# Exercise input
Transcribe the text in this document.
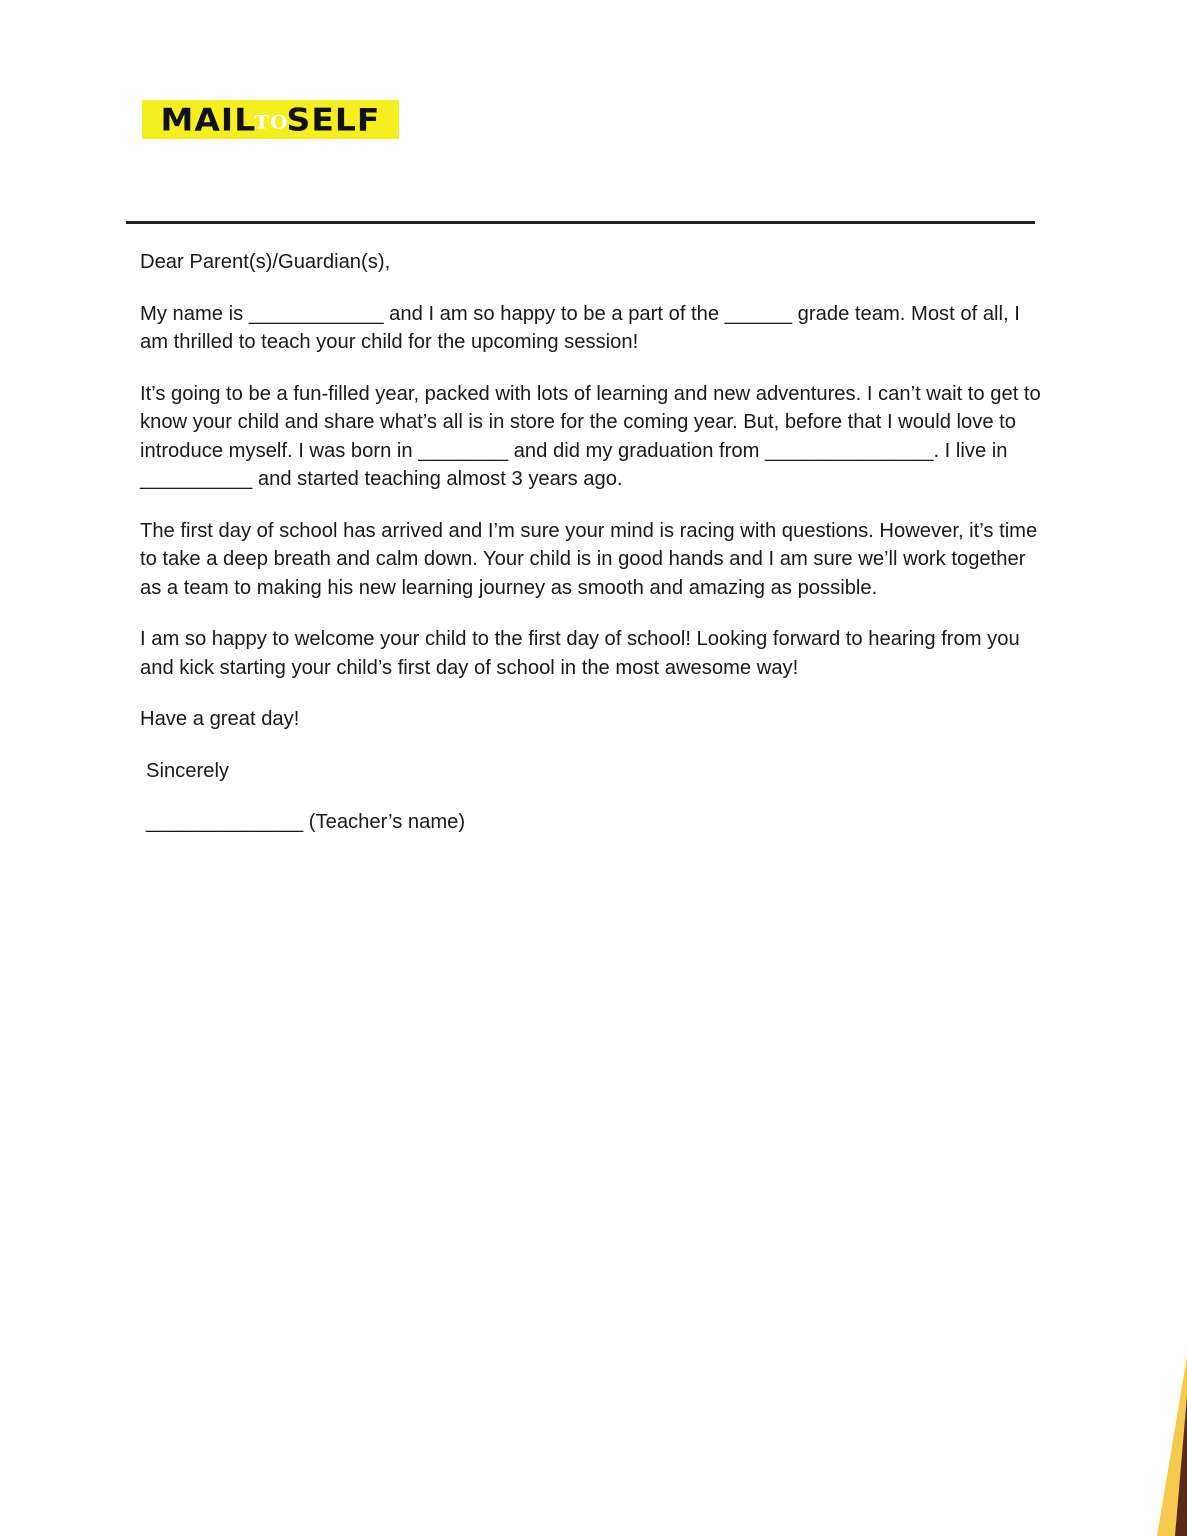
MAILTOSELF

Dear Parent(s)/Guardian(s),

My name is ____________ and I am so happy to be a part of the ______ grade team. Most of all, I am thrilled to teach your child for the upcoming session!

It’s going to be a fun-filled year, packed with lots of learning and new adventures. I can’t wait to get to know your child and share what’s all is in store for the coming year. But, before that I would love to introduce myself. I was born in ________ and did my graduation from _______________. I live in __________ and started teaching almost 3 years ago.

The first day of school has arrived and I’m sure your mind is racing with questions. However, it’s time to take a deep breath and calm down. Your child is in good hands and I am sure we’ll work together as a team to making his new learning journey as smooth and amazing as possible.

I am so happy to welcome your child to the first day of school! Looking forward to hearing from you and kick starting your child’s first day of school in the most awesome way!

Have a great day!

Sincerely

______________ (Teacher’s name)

# Written problem
Look through the data and gather every line with the string "team" in it.

# Solved problem
My name is ____________ and I am so happy to be a part of the ______ grade team. Most of all, I am thrilled to teach your child for the upcoming session!
The first day of school has arrived and I’m sure your mind is racing with questions. However, it’s time to take a deep breath and calm down. Your child is in good hands and I am sure we’ll work together as a team to making his new learning journey as smooth and amazing as possible.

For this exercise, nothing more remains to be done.